### Problem to solve
Look through the records below, and copy out every line that holds the string "Azócar".

### Given records
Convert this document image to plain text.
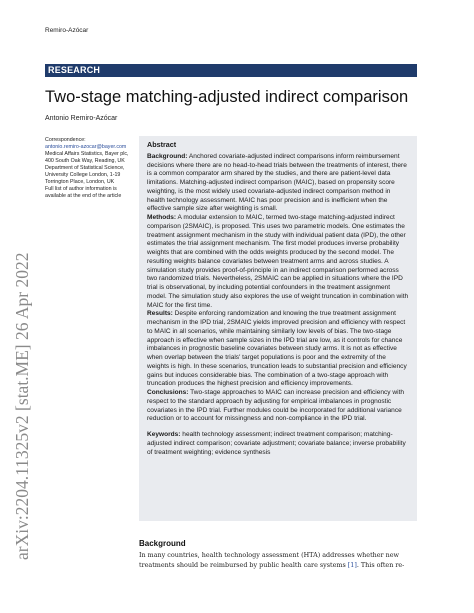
Remiro-Azócar
RESEARCH
Two-stage matching-adjusted indirect comparison
Antonio Remiro-Azócar
arXiv:2204.11325v2 [stat.ME] 26 Apr 2022

Correspondence:

antonio.remiro-azocar@bayer.com

Medical Affairs Statistics, Bayer plc, 400 South Oak Way, Reading, UK

Department of Statistical Science, University College London, 1-19 Torrington Place, London, UK

Full list of author information is available at the end of the article

Abstract

Background: Anchored covariate-adjusted indirect comparisons inform reimbursement decisions where there are no head-to-head trials between the treatments of interest, there is a common comparator arm shared by the studies, and there are patient-level data limitations. Matching-adjusted indirect comparison (MAIC), based on propensity score weighting, is the most widely used covariate-adjusted indirect comparison method in health technology assessment. MAIC has poor precision and is inefficient when the effective sample size after weighting is small.

Methods: A modular extension to MAIC, termed two-stage matching-adjusted indirect comparison (2SMAIC), is proposed. This uses two parametric models. One estimates the treatment assignment mechanism in the study with individual patient data (IPD), the other estimates the trial assignment mechanism. The first model produces inverse probability weights that are combined with the odds weights produced by the second model. The resulting weights balance covariates between treatment arms and across studies. A simulation study provides proof-of-principle in an indirect comparison performed across two randomized trials. Nevertheless, 2SMAIC can be applied in situations where the IPD trial is observational, by including potential confounders in the treatment assignment model. The simulation study also explores the use of weight truncation in combination with MAIC for the first time.

Results: Despite enforcing randomization and knowing the true treatment assignment mechanism in the IPD trial, 2SMAIC yields improved precision and efficiency with respect to MAIC in all scenarios, while maintaining similarly low levels of bias. The two-stage approach is effective when sample sizes in the IPD trial are low, as it controls for chance imbalances in prognostic baseline covariates between study arms. It is not as effective when overlap between the trials' target populations is poor and the extremity of the weights is high. In these scenarios, truncation leads to substantial precision and efficiency gains but induces considerable bias. The combination of a two-stage approach with truncation produces the highest precision and efficiency improvements.

Conclusions: Two-stage approaches to MAIC can increase precision and efficiency with respect to the standard approach by adjusting for empirical imbalances in prognostic covariates in the IPD trial. Further modules could be incorporated for additional variance reduction or to account for missingness and non-compliance in the IPD trial.

Keywords: health technology assessment; indirect treatment comparison; matching-adjusted indirect comparison; covariate adjustment; covariate balance; inverse probability of treatment weighting; evidence synthesis

Background
In many countries, health technology assessment (HTA) addresses whether new treatments should be reimbursed by public health care systems [1]. This often re-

### Written answer
Remiro-Azócar
Antonio Remiro-Azócar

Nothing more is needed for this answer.